▸ GOAL:
Note each line where "name" appears, and copy it.

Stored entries
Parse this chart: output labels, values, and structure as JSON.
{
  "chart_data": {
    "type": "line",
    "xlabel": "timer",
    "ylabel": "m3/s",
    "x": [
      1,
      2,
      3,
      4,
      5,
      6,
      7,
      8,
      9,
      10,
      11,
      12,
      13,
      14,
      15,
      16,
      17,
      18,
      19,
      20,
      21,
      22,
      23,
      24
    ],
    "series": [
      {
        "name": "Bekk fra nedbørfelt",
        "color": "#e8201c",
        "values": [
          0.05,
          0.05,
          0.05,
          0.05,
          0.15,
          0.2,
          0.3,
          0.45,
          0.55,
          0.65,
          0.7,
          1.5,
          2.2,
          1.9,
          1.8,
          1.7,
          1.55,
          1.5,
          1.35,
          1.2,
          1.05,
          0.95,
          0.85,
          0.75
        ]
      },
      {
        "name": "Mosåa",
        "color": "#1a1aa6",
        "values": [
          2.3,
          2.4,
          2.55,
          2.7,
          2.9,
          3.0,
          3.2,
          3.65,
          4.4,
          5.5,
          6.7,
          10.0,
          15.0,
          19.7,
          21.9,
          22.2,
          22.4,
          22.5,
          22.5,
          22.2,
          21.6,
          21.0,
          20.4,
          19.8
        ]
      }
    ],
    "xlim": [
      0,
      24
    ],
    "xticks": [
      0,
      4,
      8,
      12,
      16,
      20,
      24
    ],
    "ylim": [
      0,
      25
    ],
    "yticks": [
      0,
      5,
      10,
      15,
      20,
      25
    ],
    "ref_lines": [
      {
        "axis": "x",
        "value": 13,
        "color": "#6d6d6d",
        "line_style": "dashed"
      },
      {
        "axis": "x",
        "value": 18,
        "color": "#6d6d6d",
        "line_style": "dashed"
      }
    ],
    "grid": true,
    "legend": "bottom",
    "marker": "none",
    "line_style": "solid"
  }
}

▸ WRITTEN ANSWER:
        "name": "Bekk fra nedbørfelt",
        "name": "Mosåa",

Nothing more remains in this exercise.